Job — Collect all lines from the listing that include the string "Performance".

Supplied data —

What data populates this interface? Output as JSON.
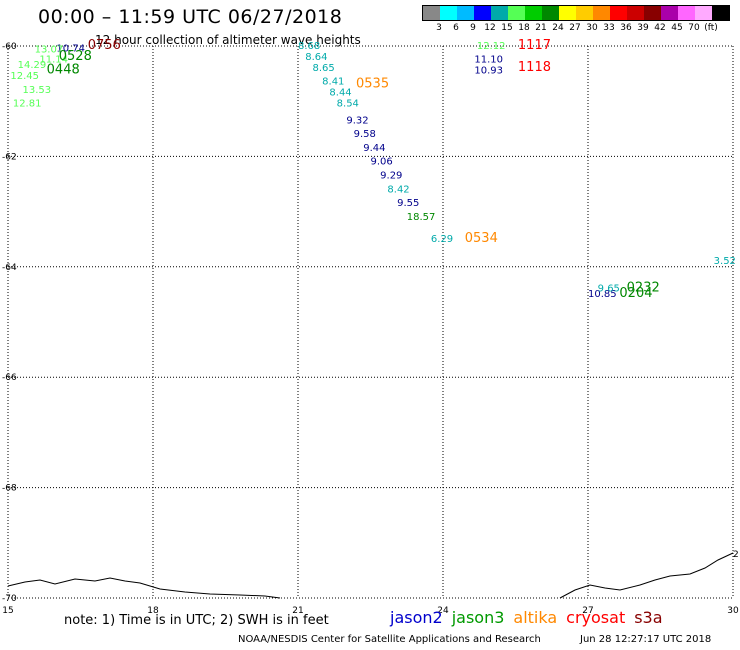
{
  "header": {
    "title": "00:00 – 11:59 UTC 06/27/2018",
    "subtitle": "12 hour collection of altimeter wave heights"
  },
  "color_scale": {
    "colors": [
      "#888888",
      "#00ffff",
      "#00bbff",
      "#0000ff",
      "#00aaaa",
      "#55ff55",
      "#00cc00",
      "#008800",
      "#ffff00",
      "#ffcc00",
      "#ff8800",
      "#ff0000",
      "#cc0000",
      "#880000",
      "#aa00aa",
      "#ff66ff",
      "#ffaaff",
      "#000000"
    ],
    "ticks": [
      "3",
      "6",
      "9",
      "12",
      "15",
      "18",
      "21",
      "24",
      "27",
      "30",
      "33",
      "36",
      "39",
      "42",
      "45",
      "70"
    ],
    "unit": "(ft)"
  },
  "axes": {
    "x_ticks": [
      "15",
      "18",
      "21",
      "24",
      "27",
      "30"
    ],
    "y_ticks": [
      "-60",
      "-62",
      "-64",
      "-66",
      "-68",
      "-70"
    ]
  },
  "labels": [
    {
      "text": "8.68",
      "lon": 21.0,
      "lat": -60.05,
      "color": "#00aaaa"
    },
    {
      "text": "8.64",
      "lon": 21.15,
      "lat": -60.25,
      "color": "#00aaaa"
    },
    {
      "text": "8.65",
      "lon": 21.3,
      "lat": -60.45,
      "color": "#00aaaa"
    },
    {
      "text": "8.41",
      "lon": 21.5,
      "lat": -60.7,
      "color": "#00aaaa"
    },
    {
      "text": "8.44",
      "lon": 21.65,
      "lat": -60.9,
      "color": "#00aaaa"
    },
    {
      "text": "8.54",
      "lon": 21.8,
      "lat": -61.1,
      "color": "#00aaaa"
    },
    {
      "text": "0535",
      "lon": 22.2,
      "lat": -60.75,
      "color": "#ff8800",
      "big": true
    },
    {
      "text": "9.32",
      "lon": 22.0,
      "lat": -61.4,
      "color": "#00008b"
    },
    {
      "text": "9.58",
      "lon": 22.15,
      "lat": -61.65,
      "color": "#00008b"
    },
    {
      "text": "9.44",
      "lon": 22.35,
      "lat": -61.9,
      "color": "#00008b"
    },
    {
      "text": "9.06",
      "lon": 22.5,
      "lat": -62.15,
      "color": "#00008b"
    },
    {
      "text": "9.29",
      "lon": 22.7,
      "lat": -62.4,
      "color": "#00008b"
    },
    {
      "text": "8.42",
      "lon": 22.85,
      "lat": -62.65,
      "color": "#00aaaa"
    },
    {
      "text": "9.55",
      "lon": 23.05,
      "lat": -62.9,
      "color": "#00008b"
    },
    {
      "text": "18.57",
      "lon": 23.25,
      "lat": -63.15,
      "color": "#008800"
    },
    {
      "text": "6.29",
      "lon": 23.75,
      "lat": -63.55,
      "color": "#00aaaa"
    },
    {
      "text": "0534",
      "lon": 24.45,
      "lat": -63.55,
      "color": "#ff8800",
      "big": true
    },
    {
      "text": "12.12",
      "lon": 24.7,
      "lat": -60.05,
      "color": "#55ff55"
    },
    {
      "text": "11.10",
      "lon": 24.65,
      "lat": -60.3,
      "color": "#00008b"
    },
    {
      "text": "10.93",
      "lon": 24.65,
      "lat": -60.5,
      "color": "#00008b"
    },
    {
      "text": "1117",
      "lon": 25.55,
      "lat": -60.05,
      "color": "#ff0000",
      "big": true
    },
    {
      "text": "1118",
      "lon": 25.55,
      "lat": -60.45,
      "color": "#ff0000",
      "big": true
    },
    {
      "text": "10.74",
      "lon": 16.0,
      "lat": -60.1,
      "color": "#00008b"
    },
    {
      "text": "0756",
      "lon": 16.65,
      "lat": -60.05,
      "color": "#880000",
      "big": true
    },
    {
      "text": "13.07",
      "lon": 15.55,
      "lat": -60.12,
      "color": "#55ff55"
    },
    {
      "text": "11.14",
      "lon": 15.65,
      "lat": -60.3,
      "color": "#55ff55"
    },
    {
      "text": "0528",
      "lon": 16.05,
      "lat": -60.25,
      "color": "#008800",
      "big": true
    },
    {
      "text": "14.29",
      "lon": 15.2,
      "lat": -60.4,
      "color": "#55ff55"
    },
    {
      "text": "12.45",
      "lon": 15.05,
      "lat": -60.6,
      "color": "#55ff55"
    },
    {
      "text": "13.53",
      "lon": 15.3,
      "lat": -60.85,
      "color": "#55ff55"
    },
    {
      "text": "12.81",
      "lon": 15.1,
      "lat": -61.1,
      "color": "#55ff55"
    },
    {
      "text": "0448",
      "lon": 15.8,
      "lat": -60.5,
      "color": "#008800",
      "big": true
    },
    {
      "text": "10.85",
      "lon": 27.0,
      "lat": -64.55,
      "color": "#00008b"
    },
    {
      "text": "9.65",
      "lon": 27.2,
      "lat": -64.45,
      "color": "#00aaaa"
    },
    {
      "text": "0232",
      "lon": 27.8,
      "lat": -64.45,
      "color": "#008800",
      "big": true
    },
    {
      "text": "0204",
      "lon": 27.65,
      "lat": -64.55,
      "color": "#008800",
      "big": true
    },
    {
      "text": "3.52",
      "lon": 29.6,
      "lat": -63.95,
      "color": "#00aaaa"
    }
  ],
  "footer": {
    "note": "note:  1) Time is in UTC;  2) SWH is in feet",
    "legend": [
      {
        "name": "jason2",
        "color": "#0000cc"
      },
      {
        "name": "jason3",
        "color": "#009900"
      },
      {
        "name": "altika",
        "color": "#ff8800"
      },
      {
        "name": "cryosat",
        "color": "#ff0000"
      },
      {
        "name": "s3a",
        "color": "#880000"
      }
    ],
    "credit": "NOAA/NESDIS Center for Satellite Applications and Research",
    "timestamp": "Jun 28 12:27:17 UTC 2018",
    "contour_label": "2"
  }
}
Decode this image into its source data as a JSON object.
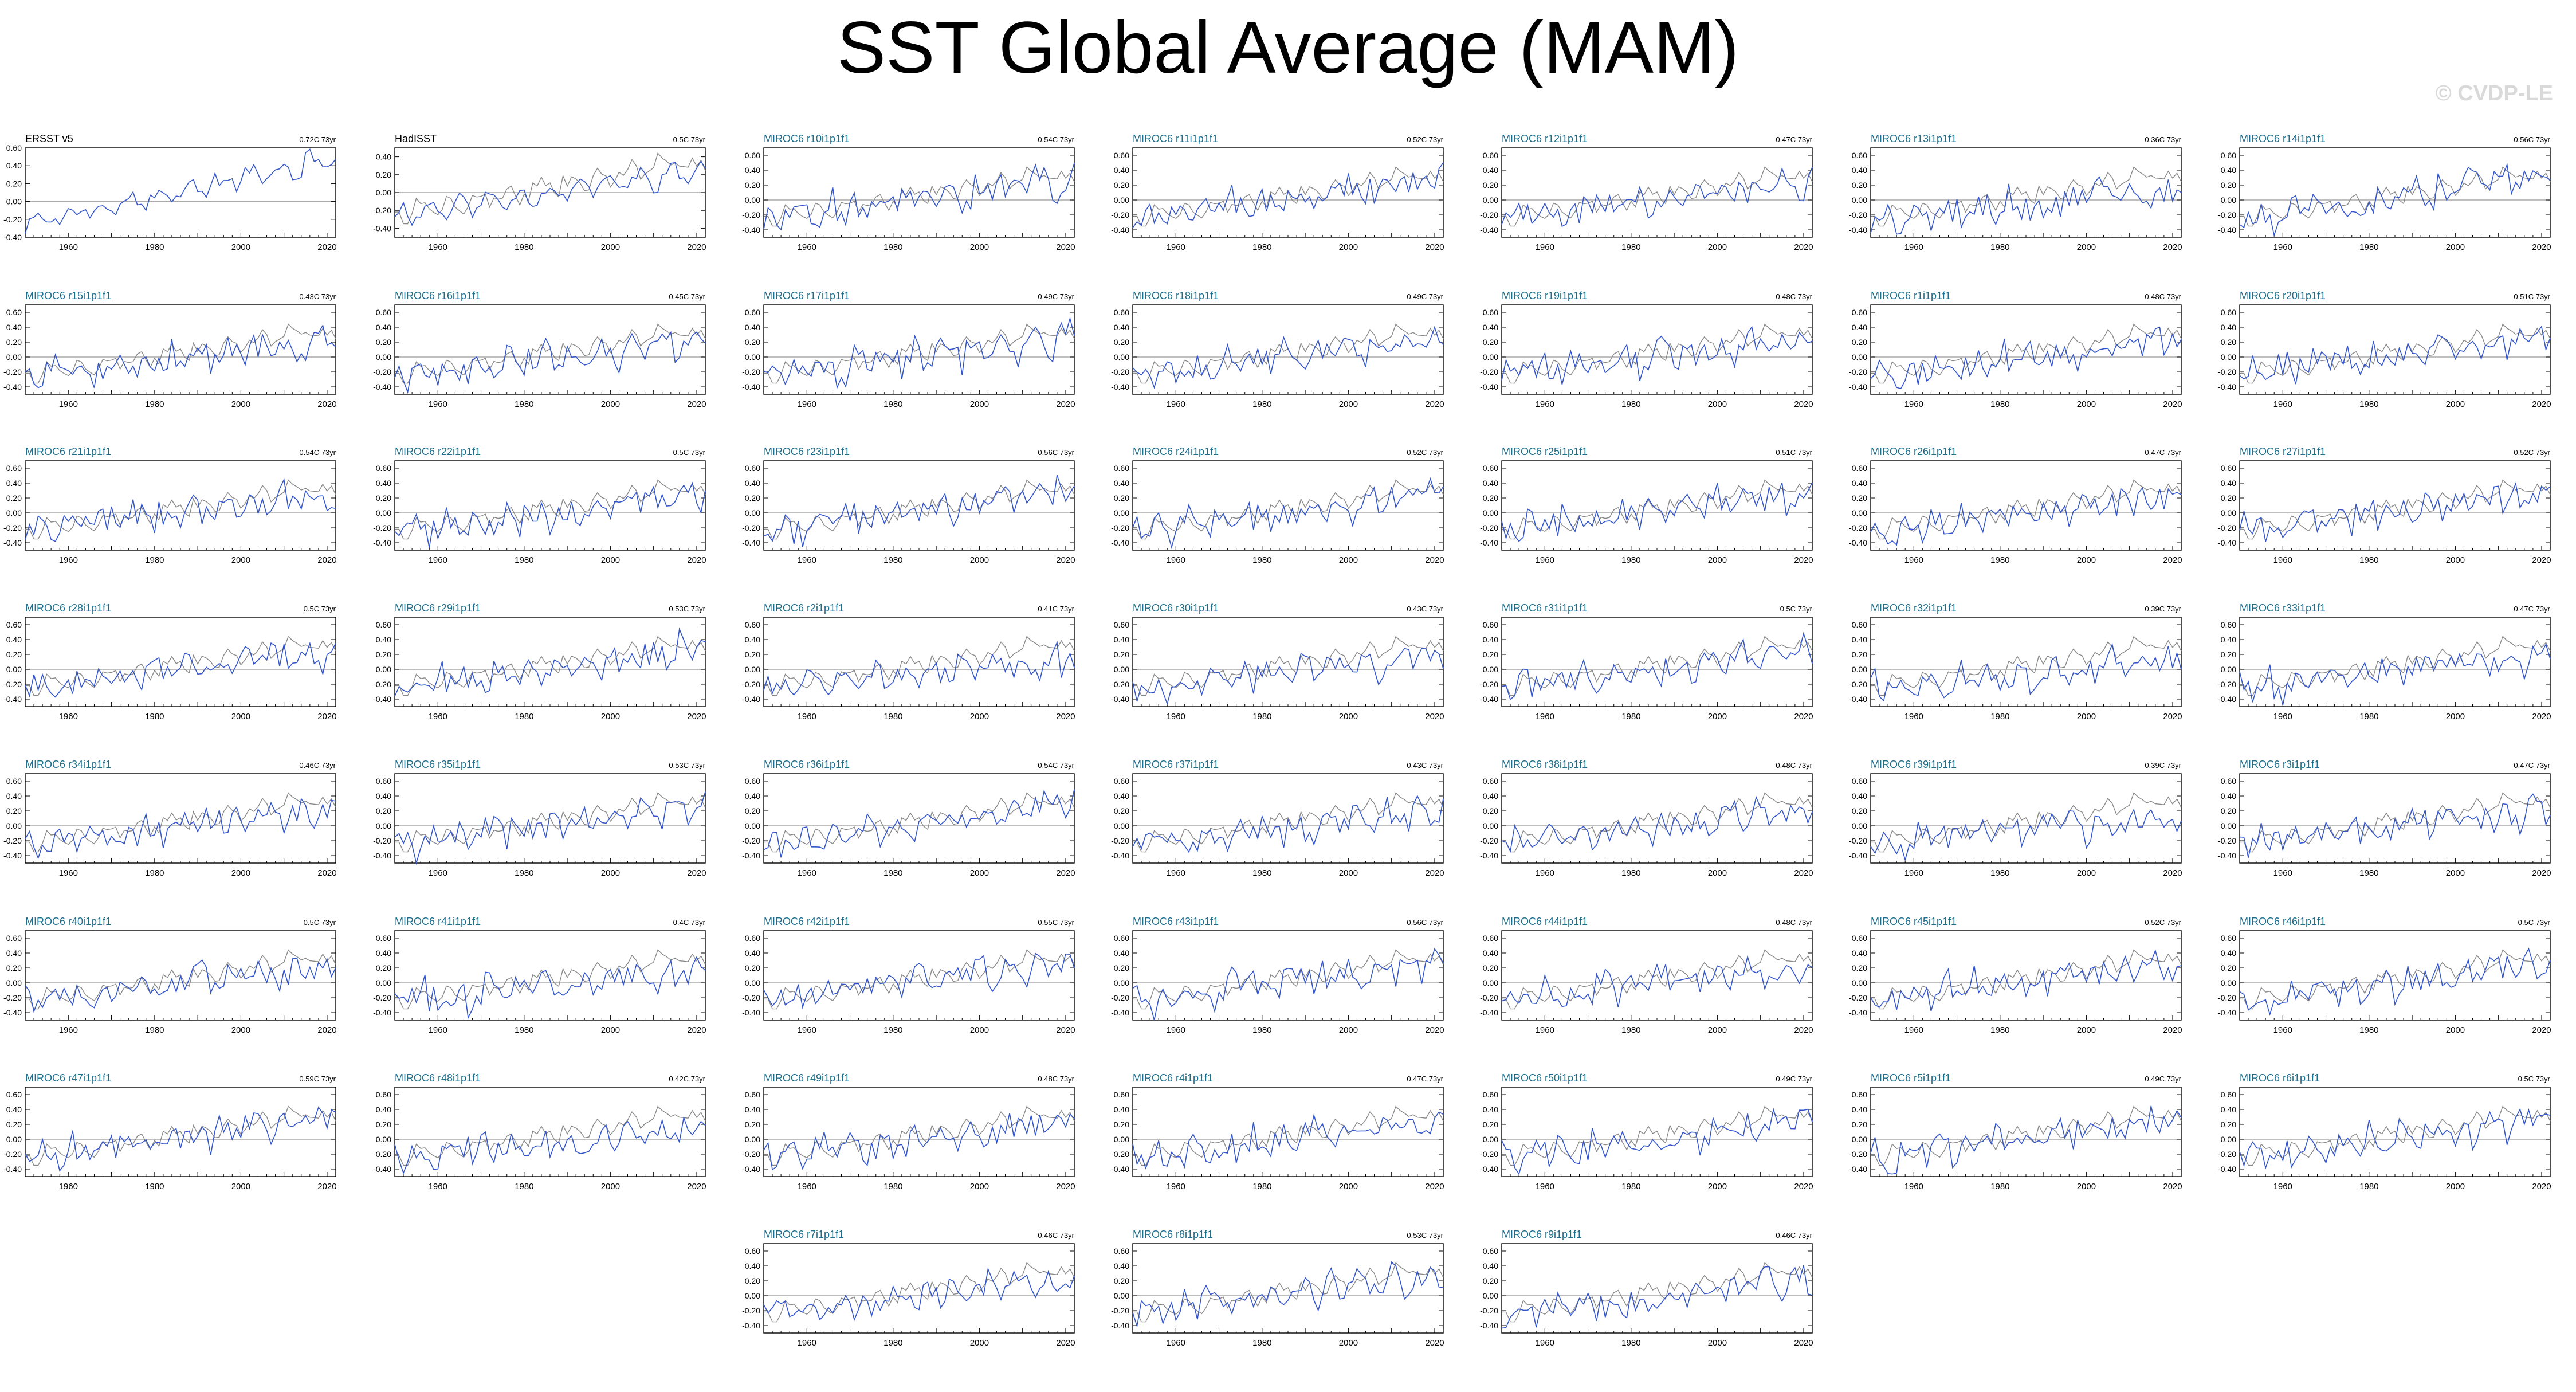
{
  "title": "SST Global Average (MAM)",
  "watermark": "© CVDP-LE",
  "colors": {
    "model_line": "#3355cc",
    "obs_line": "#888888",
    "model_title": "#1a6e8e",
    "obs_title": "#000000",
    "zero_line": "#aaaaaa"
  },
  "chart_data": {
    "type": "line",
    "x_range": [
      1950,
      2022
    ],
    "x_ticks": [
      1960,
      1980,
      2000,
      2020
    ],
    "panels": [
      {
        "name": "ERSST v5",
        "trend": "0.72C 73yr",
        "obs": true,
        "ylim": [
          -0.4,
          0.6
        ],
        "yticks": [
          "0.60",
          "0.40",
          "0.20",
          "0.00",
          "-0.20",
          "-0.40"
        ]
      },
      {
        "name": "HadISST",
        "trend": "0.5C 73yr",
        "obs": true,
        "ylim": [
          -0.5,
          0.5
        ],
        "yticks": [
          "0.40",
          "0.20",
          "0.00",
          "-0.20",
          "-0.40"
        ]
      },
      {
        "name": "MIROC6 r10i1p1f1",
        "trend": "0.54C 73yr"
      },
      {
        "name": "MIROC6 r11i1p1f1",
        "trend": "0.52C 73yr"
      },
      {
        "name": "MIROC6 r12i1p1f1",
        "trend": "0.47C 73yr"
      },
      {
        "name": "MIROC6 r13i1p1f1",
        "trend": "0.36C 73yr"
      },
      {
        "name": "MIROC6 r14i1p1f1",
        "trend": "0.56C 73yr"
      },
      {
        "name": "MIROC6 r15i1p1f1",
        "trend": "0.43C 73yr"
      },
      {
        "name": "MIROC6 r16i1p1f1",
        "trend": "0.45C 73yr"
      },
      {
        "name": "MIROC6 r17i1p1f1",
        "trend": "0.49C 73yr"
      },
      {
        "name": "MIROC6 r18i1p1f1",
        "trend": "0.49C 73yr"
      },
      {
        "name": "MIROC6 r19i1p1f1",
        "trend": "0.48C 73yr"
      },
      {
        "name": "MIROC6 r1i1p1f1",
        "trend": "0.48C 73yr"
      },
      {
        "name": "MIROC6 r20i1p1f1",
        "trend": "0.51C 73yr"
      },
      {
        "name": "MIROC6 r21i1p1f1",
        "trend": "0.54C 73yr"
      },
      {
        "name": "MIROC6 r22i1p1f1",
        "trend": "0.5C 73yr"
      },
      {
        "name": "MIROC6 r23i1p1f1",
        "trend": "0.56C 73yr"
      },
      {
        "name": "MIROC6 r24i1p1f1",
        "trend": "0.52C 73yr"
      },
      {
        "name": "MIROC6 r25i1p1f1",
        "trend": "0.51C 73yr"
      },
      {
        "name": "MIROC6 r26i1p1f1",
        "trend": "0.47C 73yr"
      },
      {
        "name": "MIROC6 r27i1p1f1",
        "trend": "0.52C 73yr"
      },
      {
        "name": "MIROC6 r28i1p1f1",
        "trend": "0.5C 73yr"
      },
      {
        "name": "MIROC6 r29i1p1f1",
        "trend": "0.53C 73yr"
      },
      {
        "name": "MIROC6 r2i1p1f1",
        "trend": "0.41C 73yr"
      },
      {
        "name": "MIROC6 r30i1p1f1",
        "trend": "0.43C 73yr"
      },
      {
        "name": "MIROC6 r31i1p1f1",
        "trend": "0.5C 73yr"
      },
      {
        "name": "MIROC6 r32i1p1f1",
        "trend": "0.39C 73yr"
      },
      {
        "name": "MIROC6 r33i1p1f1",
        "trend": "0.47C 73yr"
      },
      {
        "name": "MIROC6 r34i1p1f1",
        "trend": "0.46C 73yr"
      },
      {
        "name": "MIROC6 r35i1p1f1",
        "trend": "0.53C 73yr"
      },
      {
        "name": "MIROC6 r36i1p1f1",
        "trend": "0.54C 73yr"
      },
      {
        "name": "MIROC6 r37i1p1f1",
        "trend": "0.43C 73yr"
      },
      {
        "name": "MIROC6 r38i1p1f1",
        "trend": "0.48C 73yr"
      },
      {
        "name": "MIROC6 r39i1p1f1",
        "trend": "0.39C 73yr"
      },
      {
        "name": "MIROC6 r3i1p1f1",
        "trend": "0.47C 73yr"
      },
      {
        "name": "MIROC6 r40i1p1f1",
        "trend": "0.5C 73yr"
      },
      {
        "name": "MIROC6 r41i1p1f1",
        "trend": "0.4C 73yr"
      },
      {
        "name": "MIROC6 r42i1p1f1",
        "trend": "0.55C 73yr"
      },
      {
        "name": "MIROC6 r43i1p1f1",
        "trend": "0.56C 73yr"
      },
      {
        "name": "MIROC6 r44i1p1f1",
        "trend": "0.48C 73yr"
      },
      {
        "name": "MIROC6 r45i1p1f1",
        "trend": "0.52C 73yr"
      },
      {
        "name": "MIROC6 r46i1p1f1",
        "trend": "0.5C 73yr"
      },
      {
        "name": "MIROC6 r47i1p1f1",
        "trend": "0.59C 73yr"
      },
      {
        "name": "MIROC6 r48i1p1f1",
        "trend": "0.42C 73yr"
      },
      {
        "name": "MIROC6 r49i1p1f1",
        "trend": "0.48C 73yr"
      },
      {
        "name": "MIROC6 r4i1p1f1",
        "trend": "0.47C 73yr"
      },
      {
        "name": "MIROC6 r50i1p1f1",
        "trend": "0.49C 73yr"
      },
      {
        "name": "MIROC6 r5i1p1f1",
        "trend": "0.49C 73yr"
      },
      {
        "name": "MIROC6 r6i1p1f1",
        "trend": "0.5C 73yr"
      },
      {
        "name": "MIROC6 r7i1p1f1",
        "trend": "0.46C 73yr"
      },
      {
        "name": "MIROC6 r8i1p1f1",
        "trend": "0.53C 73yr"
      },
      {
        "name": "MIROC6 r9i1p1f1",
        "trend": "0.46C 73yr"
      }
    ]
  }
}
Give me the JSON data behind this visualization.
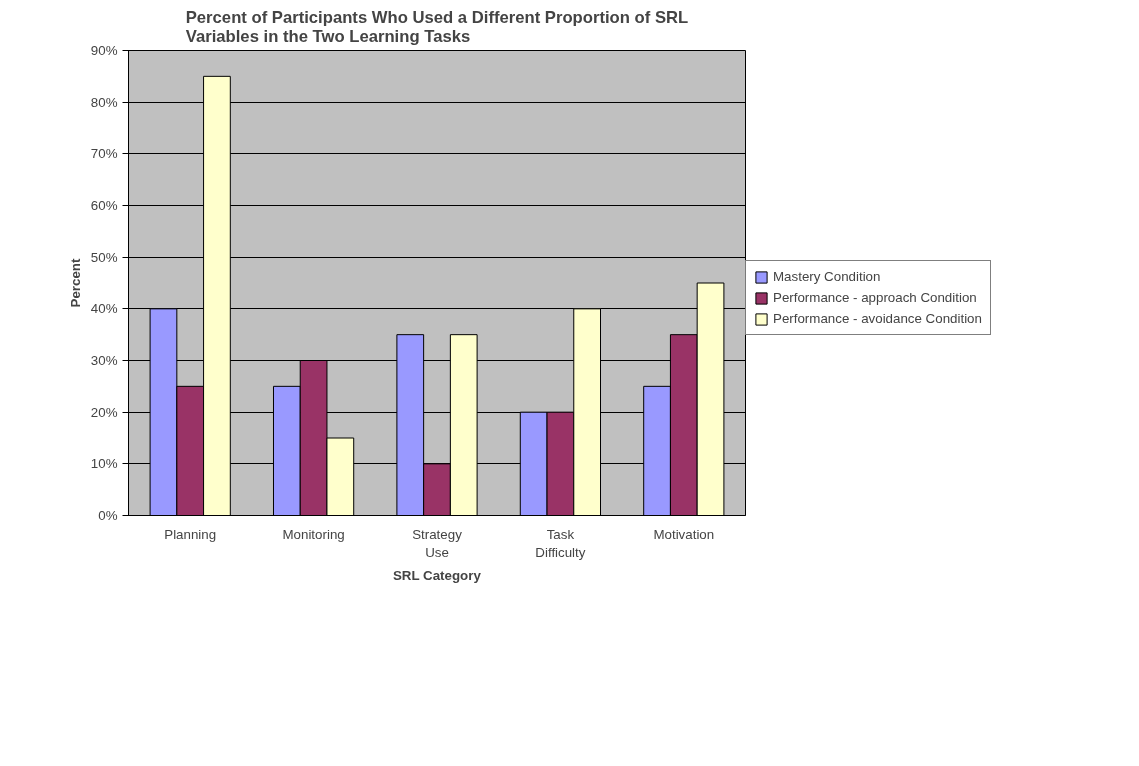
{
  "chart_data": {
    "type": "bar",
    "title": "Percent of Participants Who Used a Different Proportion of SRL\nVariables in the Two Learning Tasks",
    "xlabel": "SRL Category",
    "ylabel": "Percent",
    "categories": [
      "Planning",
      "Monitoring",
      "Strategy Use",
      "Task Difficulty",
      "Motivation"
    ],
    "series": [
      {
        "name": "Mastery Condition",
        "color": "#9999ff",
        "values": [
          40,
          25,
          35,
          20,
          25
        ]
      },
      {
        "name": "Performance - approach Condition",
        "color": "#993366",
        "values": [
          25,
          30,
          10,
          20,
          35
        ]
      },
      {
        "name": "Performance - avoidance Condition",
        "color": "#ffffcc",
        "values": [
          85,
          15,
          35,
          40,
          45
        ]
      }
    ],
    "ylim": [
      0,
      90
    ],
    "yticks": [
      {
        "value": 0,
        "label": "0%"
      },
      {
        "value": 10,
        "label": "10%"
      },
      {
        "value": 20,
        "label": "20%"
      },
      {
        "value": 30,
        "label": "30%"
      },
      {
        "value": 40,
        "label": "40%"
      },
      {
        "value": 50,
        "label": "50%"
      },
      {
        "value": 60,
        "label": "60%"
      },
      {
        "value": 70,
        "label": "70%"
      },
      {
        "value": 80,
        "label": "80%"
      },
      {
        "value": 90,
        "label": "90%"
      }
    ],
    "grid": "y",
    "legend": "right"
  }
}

Response to the exercise —
        "name": "Performance - approach Condition",
        "name": "Performance - avoidance Condition",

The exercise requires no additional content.